┌─ AUSGANGSTEXT

Auch wenn es gelegentlich geschieht (wie es in einigen der vorgestellten Fallbeispielen der Fall war), dass eine Lehrperson nach einer einfachen Maßnahme eine schnelle Besserung des Mobbing-Problems erlebt, ist es meistens so, dass es eher viele kleine Schritte in Richtung von kleinen langfristigen Änderungen braucht, um Mobbing aus dem Alltag zu verbannen.

Be-Prox bietet kein schnelles und universelles Patentrezept gegen Mobbing an. Be-Prox fördert ein Umdenken und die Arbeit in kleinen Schritten, die den Alltag nachhaltig verändern können.

  • Mobbing-Prävention ist ein Prozess, der sich über lange Zeit erstreckt.

  • Nachhaltige Mobbingprävention ist von Arbeit in kleinen Schritten geprägt.

  • Nachhaltige Prävention erfordert einen konsequenten Umgang mit Mobbing.

└─
┌─ BEREITGESTELLTES MATERIAL

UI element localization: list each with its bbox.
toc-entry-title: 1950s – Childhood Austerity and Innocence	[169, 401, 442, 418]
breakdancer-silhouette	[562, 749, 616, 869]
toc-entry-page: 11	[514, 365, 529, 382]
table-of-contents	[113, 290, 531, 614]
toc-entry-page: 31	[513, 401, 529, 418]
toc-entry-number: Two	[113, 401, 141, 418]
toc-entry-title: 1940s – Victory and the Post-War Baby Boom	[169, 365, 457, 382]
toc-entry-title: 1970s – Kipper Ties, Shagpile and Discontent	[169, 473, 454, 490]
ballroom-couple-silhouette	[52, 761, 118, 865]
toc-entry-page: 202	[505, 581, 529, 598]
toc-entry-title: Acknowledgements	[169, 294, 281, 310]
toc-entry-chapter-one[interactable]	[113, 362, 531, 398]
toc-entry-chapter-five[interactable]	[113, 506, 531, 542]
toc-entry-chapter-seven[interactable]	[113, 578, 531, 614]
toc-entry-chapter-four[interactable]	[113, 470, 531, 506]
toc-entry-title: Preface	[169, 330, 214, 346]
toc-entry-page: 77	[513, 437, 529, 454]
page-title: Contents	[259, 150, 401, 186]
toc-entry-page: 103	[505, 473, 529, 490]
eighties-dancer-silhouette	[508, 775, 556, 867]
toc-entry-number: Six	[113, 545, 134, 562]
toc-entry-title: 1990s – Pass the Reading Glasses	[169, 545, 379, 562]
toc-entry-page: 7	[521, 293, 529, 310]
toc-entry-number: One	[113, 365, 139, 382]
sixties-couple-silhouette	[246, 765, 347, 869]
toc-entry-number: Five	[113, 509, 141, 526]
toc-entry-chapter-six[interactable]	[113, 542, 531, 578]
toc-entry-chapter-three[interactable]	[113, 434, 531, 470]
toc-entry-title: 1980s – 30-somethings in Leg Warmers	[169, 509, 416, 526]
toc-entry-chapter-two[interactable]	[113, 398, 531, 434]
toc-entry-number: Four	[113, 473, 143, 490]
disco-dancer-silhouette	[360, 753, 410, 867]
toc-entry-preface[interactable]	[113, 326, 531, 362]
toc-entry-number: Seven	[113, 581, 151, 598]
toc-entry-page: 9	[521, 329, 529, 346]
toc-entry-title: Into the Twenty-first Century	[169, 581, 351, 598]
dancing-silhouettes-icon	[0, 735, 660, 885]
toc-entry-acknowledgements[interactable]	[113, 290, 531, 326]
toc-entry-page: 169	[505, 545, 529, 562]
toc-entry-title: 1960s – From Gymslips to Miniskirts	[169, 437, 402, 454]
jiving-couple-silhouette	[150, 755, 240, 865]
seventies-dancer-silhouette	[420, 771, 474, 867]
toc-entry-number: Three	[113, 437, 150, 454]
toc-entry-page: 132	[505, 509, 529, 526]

└─

* _VORGEGEBENE AUFGABE_: Kannst du den Abschnitt von „Auch wenn es“ bis „kleinen Schritten geprägt.“ aus dem Ausgangstext wortgetreu wiederholen? Für diese Aufgabe spielt das Material keine Rolle.

* _DAS ERGEBNIS_:
Auch wenn es gelegentlich geschieht (wie es in einigen der vorgestellten Fallbeispielen der Fall war), dass eine Lehrperson nach einer einfachen Maßnahme eine schnelle Besserung des Mobbing-Problems erlebt, ist es meistens so, dass es eher viele kleine Schritte in Richtung von kleinen langfristigen Änderungen braucht, um Mobbing aus dem Alltag zu verbannen.

Be-Prox bietet kein schnelles und universelles Patentrezept gegen Mobbing an. Be-Prox fördert ein Umdenken und die Arbeit in kleinen Schritten, die den Alltag nachhaltig verändern können.

  • Mobbing-Prävention ist ein Prozess, der sich über lange Zeit erstreckt.

  • Nachhaltige Mobbingprävention ist von Arbeit in kleinen Schritten geprägt.